# GOAL OF THE EXERCISE:
Scan the material below for the string "this", and copy every line where it shows up.

(Extracted records)
#####
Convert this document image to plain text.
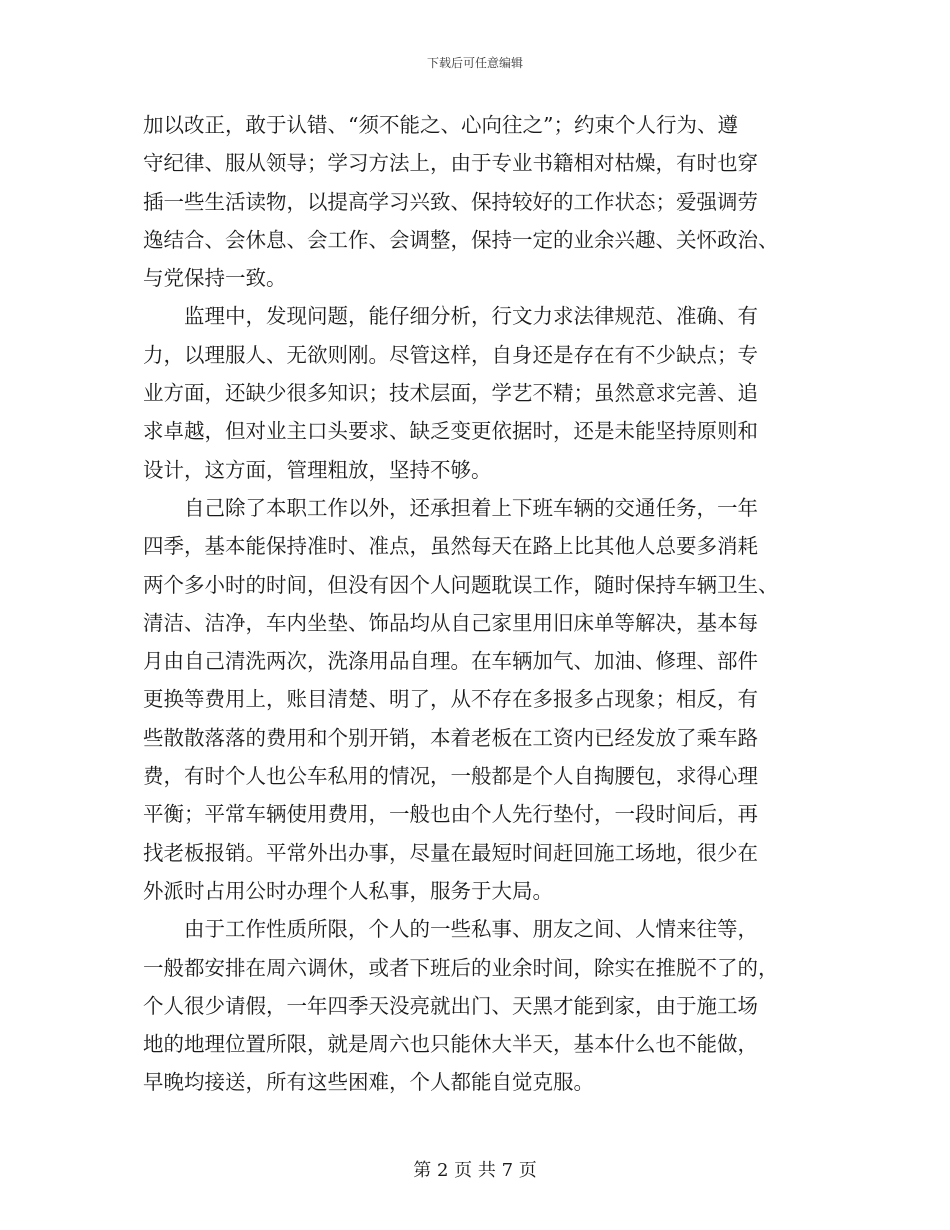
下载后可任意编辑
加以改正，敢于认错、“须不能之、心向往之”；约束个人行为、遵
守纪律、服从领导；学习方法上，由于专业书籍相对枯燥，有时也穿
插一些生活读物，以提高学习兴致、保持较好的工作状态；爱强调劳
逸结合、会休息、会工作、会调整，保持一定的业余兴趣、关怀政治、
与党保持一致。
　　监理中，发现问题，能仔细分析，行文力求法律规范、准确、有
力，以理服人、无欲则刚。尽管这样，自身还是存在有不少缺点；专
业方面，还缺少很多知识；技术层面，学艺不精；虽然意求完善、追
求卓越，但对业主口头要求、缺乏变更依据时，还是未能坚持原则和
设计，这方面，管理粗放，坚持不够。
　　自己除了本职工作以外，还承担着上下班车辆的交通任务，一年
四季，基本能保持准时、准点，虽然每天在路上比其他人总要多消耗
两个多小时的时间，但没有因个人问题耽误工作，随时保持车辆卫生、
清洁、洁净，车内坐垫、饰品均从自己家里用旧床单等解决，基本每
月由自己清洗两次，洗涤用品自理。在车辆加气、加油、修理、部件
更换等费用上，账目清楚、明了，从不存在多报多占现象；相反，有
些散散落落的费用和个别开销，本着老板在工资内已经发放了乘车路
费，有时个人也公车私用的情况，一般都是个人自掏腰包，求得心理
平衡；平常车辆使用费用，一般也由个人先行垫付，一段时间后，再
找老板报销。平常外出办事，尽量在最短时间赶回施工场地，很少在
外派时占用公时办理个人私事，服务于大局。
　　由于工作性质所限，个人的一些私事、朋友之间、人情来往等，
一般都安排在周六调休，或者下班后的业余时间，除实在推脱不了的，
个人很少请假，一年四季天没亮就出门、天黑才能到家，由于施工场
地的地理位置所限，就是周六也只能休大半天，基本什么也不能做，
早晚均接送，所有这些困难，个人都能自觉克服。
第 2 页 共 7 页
#####
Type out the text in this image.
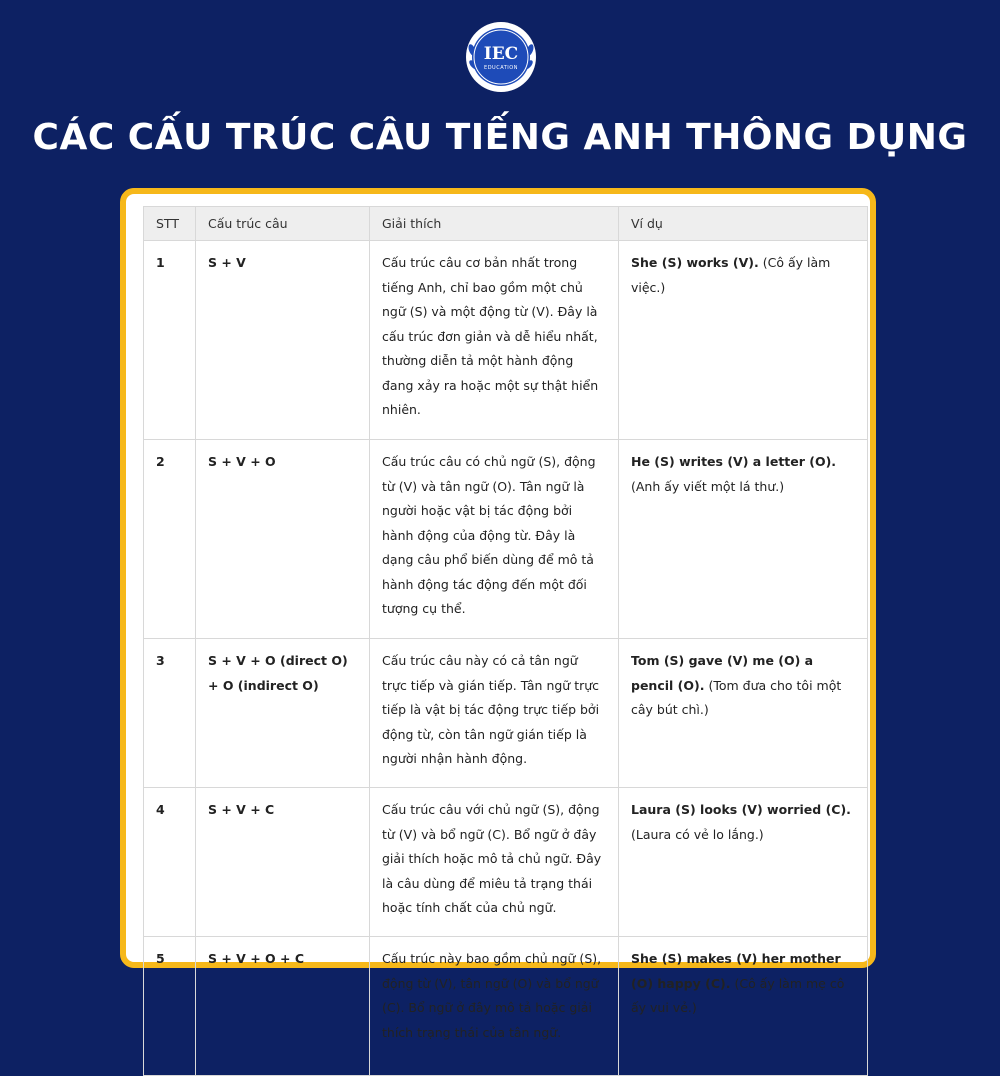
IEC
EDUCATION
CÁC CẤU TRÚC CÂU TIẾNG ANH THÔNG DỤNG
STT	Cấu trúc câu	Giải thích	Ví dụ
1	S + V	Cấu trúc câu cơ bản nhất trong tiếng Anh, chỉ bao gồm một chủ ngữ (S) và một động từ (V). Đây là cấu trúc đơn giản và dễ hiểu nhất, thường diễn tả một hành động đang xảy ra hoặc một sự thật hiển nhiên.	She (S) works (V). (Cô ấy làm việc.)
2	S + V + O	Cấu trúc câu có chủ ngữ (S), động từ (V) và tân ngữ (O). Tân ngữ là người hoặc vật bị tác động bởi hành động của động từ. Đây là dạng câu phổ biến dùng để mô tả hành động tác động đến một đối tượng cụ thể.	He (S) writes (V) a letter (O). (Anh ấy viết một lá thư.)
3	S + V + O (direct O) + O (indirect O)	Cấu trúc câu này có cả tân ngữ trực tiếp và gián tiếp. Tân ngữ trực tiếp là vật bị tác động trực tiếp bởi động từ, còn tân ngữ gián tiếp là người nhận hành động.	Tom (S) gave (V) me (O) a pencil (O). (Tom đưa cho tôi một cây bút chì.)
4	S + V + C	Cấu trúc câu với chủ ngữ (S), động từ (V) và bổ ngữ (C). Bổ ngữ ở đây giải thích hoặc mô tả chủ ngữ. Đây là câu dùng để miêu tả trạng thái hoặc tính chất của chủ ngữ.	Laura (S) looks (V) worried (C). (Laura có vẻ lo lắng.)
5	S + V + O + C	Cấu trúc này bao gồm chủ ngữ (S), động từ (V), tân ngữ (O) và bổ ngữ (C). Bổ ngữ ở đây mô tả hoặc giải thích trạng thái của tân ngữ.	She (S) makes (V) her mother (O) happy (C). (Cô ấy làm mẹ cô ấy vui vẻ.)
#####
# SOLUTION TO THE PROBLEM:
Convert this document image to plain text.
Type out the text in this image.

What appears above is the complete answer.